TASK TO CARRY OUT → Write the data out again, character for character, with no images.

EXERCISE MATERIAL →
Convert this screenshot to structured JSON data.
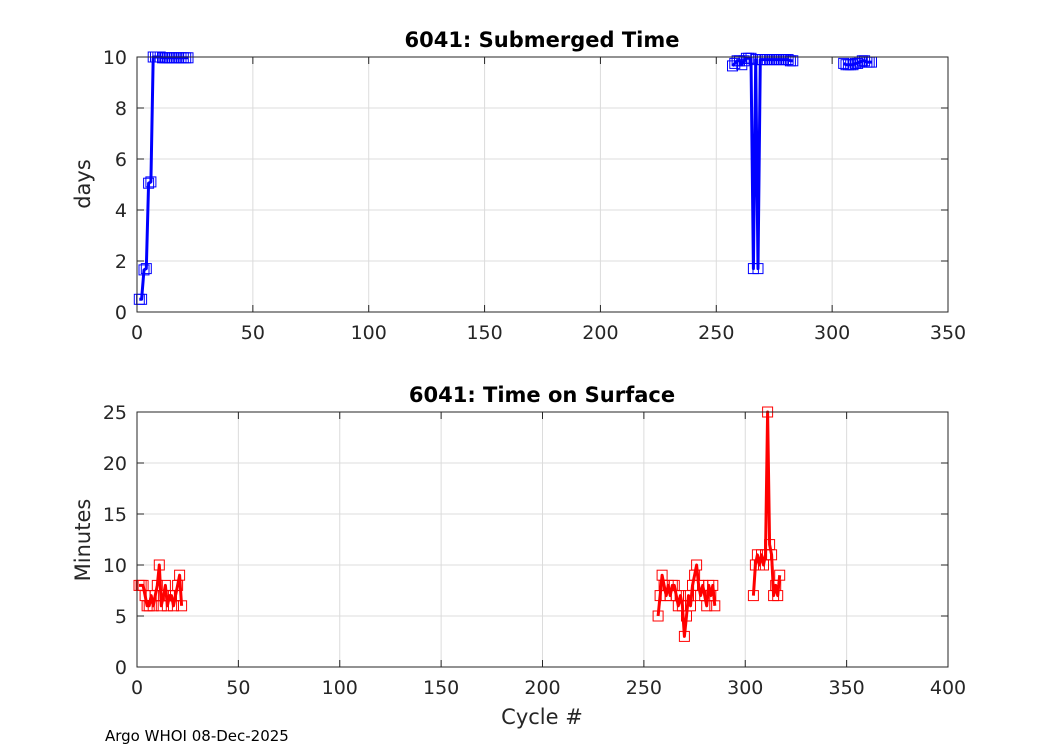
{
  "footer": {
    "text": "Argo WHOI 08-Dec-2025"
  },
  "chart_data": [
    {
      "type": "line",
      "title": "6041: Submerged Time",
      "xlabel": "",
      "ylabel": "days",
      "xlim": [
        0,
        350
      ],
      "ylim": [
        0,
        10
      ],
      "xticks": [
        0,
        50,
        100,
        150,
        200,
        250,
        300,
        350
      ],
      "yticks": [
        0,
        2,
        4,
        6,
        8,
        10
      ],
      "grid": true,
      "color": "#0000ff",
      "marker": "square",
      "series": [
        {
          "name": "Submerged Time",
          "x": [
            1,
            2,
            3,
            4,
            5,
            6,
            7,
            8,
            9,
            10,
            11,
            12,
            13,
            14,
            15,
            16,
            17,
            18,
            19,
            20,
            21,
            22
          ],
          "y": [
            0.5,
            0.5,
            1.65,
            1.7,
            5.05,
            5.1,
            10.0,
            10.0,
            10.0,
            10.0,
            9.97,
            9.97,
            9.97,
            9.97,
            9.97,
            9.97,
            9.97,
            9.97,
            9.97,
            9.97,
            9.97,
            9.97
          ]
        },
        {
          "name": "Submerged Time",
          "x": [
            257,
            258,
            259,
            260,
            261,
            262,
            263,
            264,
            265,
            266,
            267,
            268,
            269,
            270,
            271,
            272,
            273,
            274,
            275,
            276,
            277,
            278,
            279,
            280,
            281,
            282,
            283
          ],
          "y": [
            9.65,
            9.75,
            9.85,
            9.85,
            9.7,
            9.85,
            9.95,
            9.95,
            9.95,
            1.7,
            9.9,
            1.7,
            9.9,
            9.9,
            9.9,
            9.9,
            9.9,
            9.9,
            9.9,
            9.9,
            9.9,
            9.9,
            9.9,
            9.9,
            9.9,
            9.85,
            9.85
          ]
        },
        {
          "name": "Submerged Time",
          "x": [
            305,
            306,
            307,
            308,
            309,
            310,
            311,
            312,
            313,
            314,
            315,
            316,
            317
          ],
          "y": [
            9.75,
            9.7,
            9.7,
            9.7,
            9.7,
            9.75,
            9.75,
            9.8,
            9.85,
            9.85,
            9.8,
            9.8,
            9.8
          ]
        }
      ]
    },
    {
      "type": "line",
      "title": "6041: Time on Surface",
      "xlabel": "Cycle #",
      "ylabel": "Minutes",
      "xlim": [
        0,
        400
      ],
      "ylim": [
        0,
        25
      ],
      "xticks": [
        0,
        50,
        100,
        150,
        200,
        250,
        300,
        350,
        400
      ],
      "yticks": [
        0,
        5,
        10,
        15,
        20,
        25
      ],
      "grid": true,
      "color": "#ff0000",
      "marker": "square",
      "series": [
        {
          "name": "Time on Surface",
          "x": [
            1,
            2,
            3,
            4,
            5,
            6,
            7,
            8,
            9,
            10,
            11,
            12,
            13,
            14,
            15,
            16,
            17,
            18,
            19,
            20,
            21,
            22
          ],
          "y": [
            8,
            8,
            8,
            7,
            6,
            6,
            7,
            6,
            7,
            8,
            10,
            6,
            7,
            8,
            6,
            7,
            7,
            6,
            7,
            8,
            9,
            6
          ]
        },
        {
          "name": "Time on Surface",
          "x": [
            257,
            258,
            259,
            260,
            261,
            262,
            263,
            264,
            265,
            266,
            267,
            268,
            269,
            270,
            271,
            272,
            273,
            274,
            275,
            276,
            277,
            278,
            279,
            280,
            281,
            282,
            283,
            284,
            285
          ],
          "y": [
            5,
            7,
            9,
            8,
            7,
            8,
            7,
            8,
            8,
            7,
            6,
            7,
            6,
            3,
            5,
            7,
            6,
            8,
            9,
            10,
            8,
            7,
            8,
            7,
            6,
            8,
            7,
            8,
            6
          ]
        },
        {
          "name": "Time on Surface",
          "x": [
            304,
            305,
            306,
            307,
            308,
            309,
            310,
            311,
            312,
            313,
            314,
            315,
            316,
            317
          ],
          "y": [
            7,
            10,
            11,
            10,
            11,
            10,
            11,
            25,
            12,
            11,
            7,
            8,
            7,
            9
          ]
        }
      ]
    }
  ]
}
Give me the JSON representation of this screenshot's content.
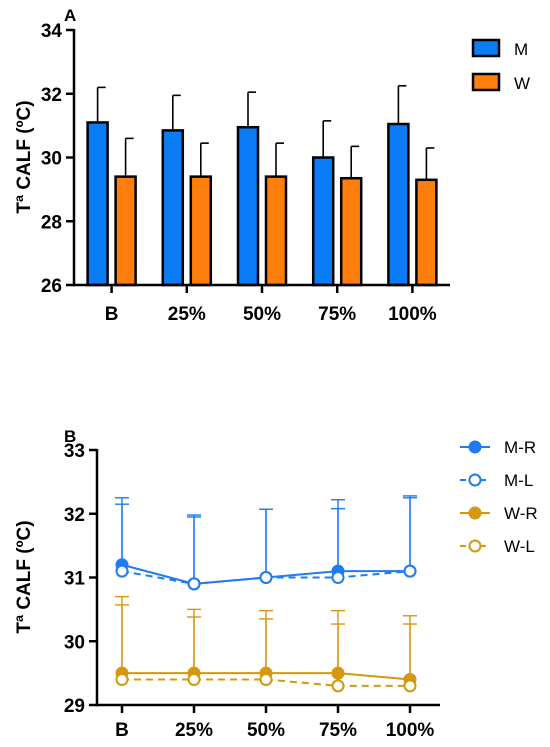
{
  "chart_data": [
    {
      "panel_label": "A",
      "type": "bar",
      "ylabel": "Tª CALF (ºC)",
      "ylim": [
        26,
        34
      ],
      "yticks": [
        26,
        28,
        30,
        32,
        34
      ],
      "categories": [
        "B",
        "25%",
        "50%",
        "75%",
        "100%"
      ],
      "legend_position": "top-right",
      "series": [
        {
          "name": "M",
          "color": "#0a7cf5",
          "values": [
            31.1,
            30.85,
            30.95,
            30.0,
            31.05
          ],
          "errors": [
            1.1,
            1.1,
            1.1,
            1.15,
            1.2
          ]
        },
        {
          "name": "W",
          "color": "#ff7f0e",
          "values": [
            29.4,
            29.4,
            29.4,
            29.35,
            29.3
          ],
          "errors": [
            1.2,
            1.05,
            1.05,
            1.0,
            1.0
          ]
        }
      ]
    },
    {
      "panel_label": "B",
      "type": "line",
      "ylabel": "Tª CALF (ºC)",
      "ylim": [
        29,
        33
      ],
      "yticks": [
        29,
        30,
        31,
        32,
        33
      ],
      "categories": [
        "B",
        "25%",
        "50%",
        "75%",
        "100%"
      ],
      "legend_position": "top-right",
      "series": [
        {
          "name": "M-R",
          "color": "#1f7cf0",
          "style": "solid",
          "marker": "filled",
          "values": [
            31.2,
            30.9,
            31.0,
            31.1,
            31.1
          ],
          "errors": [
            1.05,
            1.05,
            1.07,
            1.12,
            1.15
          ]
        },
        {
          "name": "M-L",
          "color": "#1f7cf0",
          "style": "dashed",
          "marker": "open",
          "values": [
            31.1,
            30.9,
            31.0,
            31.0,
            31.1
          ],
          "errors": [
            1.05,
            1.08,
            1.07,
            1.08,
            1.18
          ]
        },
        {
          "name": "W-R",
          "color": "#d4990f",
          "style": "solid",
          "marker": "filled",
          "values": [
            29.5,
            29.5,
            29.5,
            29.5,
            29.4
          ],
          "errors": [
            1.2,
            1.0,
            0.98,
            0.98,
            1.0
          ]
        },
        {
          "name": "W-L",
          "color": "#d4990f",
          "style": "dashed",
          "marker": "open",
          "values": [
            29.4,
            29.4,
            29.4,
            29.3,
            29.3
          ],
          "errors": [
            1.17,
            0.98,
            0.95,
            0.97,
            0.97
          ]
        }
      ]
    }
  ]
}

SOLUTION TO THIS TASK →
Convert this screenshot to structured JSON data.
{
  "footer": {
    "text": "Argo WHOI 08-Dec-2025"
  },
  "chart_data": [
    {
      "type": "line",
      "title": "6041: Submerged Time",
      "xlabel": "",
      "ylabel": "days",
      "xlim": [
        0,
        350
      ],
      "ylim": [
        0,
        10
      ],
      "xticks": [
        0,
        50,
        100,
        150,
        200,
        250,
        300,
        350
      ],
      "yticks": [
        0,
        2,
        4,
        6,
        8,
        10
      ],
      "grid": true,
      "color": "#0000ff",
      "marker": "square",
      "series": [
        {
          "name": "Submerged Time",
          "x": [
            1,
            2,
            3,
            4,
            5,
            6,
            7,
            8,
            9,
            10,
            11,
            12,
            13,
            14,
            15,
            16,
            17,
            18,
            19,
            20,
            21,
            22
          ],
          "y": [
            0.5,
            0.5,
            1.65,
            1.7,
            5.05,
            5.1,
            10.0,
            10.0,
            10.0,
            10.0,
            9.97,
            9.97,
            9.97,
            9.97,
            9.97,
            9.97,
            9.97,
            9.97,
            9.97,
            9.97,
            9.97,
            9.97
          ]
        },
        {
          "name": "Submerged Time",
          "x": [
            257,
            258,
            259,
            260,
            261,
            262,
            263,
            264,
            265,
            266,
            267,
            268,
            269,
            270,
            271,
            272,
            273,
            274,
            275,
            276,
            277,
            278,
            279,
            280,
            281,
            282,
            283
          ],
          "y": [
            9.65,
            9.75,
            9.85,
            9.85,
            9.7,
            9.85,
            9.95,
            9.95,
            9.95,
            1.7,
            9.9,
            1.7,
            9.9,
            9.9,
            9.9,
            9.9,
            9.9,
            9.9,
            9.9,
            9.9,
            9.9,
            9.9,
            9.9,
            9.9,
            9.9,
            9.85,
            9.85
          ]
        },
        {
          "name": "Submerged Time",
          "x": [
            305,
            306,
            307,
            308,
            309,
            310,
            311,
            312,
            313,
            314,
            315,
            316,
            317
          ],
          "y": [
            9.75,
            9.7,
            9.7,
            9.7,
            9.7,
            9.75,
            9.75,
            9.8,
            9.85,
            9.85,
            9.8,
            9.8,
            9.8
          ]
        }
      ]
    },
    {
      "type": "line",
      "title": "6041: Time on Surface",
      "xlabel": "Cycle #",
      "ylabel": "Minutes",
      "xlim": [
        0,
        400
      ],
      "ylim": [
        0,
        25
      ],
      "xticks": [
        0,
        50,
        100,
        150,
        200,
        250,
        300,
        350,
        400
      ],
      "yticks": [
        0,
        5,
        10,
        15,
        20,
        25
      ],
      "grid": true,
      "color": "#ff0000",
      "marker": "square",
      "series": [
        {
          "name": "Time on Surface",
          "x": [
            1,
            2,
            3,
            4,
            5,
            6,
            7,
            8,
            9,
            10,
            11,
            12,
            13,
            14,
            15,
            16,
            17,
            18,
            19,
            20,
            21,
            22
          ],
          "y": [
            8,
            8,
            8,
            7,
            6,
            6,
            7,
            6,
            7,
            8,
            10,
            6,
            7,
            8,
            6,
            7,
            7,
            6,
            7,
            8,
            9,
            6
          ]
        },
        {
          "name": "Time on Surface",
          "x": [
            257,
            258,
            259,
            260,
            261,
            262,
            263,
            264,
            265,
            266,
            267,
            268,
            269,
            270,
            271,
            272,
            273,
            274,
            275,
            276,
            277,
            278,
            279,
            280,
            281,
            282,
            283,
            284,
            285
          ],
          "y": [
            5,
            7,
            9,
            8,
            7,
            8,
            7,
            8,
            8,
            7,
            6,
            7,
            6,
            3,
            5,
            7,
            6,
            8,
            9,
            10,
            8,
            7,
            8,
            7,
            6,
            8,
            7,
            8,
            6
          ]
        },
        {
          "name": "Time on Surface",
          "x": [
            304,
            305,
            306,
            307,
            308,
            309,
            310,
            311,
            312,
            313,
            314,
            315,
            316,
            317
          ],
          "y": [
            7,
            10,
            11,
            10,
            11,
            10,
            11,
            25,
            12,
            11,
            7,
            8,
            7,
            9
          ]
        }
      ]
    }
  ]
}
Give me the JSON representation of this screenshot's content.
{
  "chart_data": [
    {
      "panel_label": "A",
      "type": "bar",
      "ylabel": "Tª CALF (ºC)",
      "ylim": [
        26,
        34
      ],
      "yticks": [
        26,
        28,
        30,
        32,
        34
      ],
      "categories": [
        "B",
        "25%",
        "50%",
        "75%",
        "100%"
      ],
      "legend_position": "top-right",
      "series": [
        {
          "name": "M",
          "color": "#0a7cf5",
          "values": [
            31.1,
            30.85,
            30.95,
            30.0,
            31.05
          ],
          "errors": [
            1.1,
            1.1,
            1.1,
            1.15,
            1.2
          ]
        },
        {
          "name": "W",
          "color": "#ff7f0e",
          "values": [
            29.4,
            29.4,
            29.4,
            29.35,
            29.3
          ],
          "errors": [
            1.2,
            1.05,
            1.05,
            1.0,
            1.0
          ]
        }
      ]
    },
    {
      "panel_label": "B",
      "type": "line",
      "ylabel": "Tª CALF (ºC)",
      "ylim": [
        29,
        33
      ],
      "yticks": [
        29,
        30,
        31,
        32,
        33
      ],
      "categories": [
        "B",
        "25%",
        "50%",
        "75%",
        "100%"
      ],
      "legend_position": "top-right",
      "series": [
        {
          "name": "M-R",
          "color": "#1f7cf0",
          "style": "solid",
          "marker": "filled",
          "values": [
            31.2,
            30.9,
            31.0,
            31.1,
            31.1
          ],
          "errors": [
            1.05,
            1.05,
            1.07,
            1.12,
            1.15
          ]
        },
        {
          "name": "M-L",
          "color": "#1f7cf0",
          "style": "dashed",
          "marker": "open",
          "values": [
            31.1,
            30.9,
            31.0,
            31.0,
            31.1
          ],
          "errors": [
            1.05,
            1.08,
            1.07,
            1.08,
            1.18
          ]
        },
        {
          "name": "W-R",
          "color": "#d4990f",
          "style": "solid",
          "marker": "filled",
          "values": [
            29.5,
            29.5,
            29.5,
            29.5,
            29.4
          ],
          "errors": [
            1.2,
            1.0,
            0.98,
            0.98,
            1.0
          ]
        },
        {
          "name": "W-L",
          "color": "#d4990f",
          "style": "dashed",
          "marker": "open",
          "values": [
            29.4,
            29.4,
            29.4,
            29.3,
            29.3
          ],
          "errors": [
            1.17,
            0.98,
            0.95,
            0.97,
            0.97
          ]
        }
      ]
    }
  ]
}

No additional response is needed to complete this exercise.